INSTRUCTIONS TO FOLLOW: Copy out every record below, word for word.

(Stored data)
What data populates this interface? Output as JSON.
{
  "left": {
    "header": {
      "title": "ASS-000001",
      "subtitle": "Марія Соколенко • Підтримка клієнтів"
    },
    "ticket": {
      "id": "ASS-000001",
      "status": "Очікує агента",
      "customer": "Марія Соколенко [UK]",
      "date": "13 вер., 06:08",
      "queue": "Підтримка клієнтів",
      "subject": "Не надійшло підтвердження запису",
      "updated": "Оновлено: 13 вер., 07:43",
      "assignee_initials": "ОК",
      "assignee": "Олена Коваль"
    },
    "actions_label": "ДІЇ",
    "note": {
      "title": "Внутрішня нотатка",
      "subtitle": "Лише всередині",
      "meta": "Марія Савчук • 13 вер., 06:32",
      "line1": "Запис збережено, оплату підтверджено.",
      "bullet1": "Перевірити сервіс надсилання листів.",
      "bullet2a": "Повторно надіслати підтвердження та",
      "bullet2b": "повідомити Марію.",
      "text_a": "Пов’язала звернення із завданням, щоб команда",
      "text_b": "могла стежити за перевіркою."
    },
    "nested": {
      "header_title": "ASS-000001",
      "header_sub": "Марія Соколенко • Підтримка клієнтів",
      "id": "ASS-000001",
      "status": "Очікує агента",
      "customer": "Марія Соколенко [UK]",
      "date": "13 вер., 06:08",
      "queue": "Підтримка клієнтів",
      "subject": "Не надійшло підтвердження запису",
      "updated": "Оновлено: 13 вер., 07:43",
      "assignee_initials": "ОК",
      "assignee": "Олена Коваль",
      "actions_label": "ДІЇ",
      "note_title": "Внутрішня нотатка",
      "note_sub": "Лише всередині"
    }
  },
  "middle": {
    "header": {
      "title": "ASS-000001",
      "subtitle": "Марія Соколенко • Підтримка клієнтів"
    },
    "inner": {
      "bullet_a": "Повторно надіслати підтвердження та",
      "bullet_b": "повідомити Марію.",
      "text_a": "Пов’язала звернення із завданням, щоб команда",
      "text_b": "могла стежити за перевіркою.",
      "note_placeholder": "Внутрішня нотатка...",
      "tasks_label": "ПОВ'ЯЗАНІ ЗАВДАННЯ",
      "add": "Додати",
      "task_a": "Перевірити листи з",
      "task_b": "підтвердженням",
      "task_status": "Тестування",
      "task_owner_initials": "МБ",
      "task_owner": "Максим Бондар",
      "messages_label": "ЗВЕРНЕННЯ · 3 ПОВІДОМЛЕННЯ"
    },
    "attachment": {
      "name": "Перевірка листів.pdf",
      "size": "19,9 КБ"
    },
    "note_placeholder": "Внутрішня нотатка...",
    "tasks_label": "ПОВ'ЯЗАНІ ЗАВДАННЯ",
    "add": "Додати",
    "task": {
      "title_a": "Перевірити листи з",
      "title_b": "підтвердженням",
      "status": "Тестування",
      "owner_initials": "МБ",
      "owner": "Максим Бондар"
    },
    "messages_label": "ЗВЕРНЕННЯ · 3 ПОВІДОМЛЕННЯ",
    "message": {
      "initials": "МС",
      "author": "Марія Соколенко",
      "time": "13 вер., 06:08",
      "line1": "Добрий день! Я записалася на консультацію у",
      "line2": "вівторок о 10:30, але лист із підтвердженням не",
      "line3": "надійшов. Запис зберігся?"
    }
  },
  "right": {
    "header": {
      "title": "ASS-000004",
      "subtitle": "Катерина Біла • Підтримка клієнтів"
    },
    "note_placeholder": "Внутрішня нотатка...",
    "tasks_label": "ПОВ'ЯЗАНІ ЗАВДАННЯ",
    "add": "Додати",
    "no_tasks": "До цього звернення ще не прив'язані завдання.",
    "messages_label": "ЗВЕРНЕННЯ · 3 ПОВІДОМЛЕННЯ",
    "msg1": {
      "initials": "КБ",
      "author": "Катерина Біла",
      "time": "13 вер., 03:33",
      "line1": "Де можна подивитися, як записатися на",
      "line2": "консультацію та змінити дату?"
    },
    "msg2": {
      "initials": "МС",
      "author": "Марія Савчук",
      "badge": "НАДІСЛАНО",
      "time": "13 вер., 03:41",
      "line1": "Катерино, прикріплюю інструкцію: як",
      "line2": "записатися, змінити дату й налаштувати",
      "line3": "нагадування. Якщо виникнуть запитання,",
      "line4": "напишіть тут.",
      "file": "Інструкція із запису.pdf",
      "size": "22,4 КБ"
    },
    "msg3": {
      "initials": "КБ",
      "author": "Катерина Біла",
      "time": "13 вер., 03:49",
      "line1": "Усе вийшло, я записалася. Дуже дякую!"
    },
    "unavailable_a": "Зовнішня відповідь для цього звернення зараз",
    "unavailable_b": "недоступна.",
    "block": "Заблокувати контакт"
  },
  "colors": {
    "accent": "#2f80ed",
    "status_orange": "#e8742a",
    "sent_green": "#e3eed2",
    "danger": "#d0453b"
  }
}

FINISHED ANSWER:
What data populates this interface? Output as JSON.
{
  "left": {
    "header": {
      "title": "ASS-000001",
      "subtitle": "Марія Соколенко • Підтримка клієнтів"
    },
    "ticket": {
      "id": "ASS-000001",
      "status": "Очікує агента",
      "customer": "Марія Соколенко [UK]",
      "date": "13 вер., 06:08",
      "queue": "Підтримка клієнтів",
      "subject": "Не надійшло підтвердження запису",
      "updated": "Оновлено: 13 вер., 07:43",
      "assignee_initials": "ОК",
      "assignee": "Олена Коваль"
    },
    "actions_label": "ДІЇ",
    "note": {
      "title": "Внутрішня нотатка",
      "subtitle": "Лише всередині",
      "meta": "Марія Савчук • 13 вер., 06:32",
      "line1": "Запис збережено, оплату підтверджено.",
      "bullet1": "Перевірити сервіс надсилання листів.",
      "bullet2a": "Повторно надіслати підтвердження та",
      "bullet2b": "повідомити Марію.",
      "text_a": "Пов’язала звернення із завданням, щоб команда",
      "text_b": "могла стежити за перевіркою."
    },
    "nested": {
      "header_title": "ASS-000001",
      "header_sub": "Марія Соколенко • Підтримка клієнтів",
      "id": "ASS-000001",
      "status": "Очікує агента",
      "customer": "Марія Соколенко [UK]",
      "date": "13 вер., 06:08",
      "queue": "Підтримка клієнтів",
      "subject": "Не надійшло підтвердження запису",
      "updated": "Оновлено: 13 вер., 07:43",
      "assignee_initials": "ОК",
      "assignee": "Олена Коваль",
      "actions_label": "ДІЇ",
      "note_title": "Внутрішня нотатка",
      "note_sub": "Лише всередині"
    }
  },
  "middle": {
    "header": {
      "title": "ASS-000001",
      "subtitle": "Марія Соколенко • Підтримка клієнтів"
    },
    "inner": {
      "bullet_a": "Повторно надіслати підтвердження та",
      "bullet_b": "повідомити Марію.",
      "text_a": "Пов’язала звернення із завданням, щоб команда",
      "text_b": "могла стежити за перевіркою.",
      "note_placeholder": "Внутрішня нотатка...",
      "tasks_label": "ПОВ'ЯЗАНІ ЗАВДАННЯ",
      "add": "Додати",
      "task_a": "Перевірити листи з",
      "task_b": "підтвердженням",
      "task_status": "Тестування",
      "task_owner_initials": "МБ",
      "task_owner": "Максим Бондар",
      "messages_label": "ЗВЕРНЕННЯ · 3 ПОВІДОМЛЕННЯ"
    },
    "attachment": {
      "name": "Перевірка листів.pdf",
      "size": "19,9 КБ"
    },
    "note_placeholder": "Внутрішня нотатка...",
    "tasks_label": "ПОВ'ЯЗАНІ ЗАВДАННЯ",
    "add": "Додати",
    "task": {
      "title_a": "Перевірити листи з",
      "title_b": "підтвердженням",
      "status": "Тестування",
      "owner_initials": "МБ",
      "owner": "Максим Бондар"
    },
    "messages_label": "ЗВЕРНЕННЯ · 3 ПОВІДОМЛЕННЯ",
    "message": {
      "initials": "МС",
      "author": "Марія Соколенко",
      "time": "13 вер., 06:08",
      "line1": "Добрий день! Я записалася на консультацію у",
      "line2": "вівторок о 10:30, але лист із підтвердженням не",
      "line3": "надійшов. Запис зберігся?"
    }
  },
  "right": {
    "header": {
      "title": "ASS-000004",
      "subtitle": "Катерина Біла • Підтримка клієнтів"
    },
    "note_placeholder": "Внутрішня нотатка...",
    "tasks_label": "ПОВ'ЯЗАНІ ЗАВДАННЯ",
    "add": "Додати",
    "no_tasks": "До цього звернення ще не прив'язані завдання.",
    "messages_label": "ЗВЕРНЕННЯ · 3 ПОВІДОМЛЕННЯ",
    "msg1": {
      "initials": "КБ",
      "author": "Катерина Біла",
      "time": "13 вер., 03:33",
      "line1": "Де можна подивитися, як записатися на",
      "line2": "консультацію та змінити дату?"
    },
    "msg2": {
      "initials": "МС",
      "author": "Марія Савчук",
      "badge": "НАДІСЛАНО",
      "time": "13 вер., 03:41",
      "line1": "Катерино, прикріплюю інструкцію: як",
      "line2": "записатися, змінити дату й налаштувати",
      "line3": "нагадування. Якщо виникнуть запитання,",
      "line4": "напишіть тут.",
      "file": "Інструкція із запису.pdf",
      "size": "22,4 КБ"
    },
    "msg3": {
      "initials": "КБ",
      "author": "Катерина Біла",
      "time": "13 вер., 03:49",
      "line1": "Усе вийшло, я записалася. Дуже дякую!"
    },
    "unavailable_a": "Зовнішня відповідь для цього звернення зараз",
    "unavailable_b": "недоступна.",
    "block": "Заблокувати контакт"
  },
  "colors": {
    "accent": "#2f80ed",
    "status_orange": "#e8742a",
    "sent_green": "#e3eed2",
    "danger": "#d0453b"
  }
}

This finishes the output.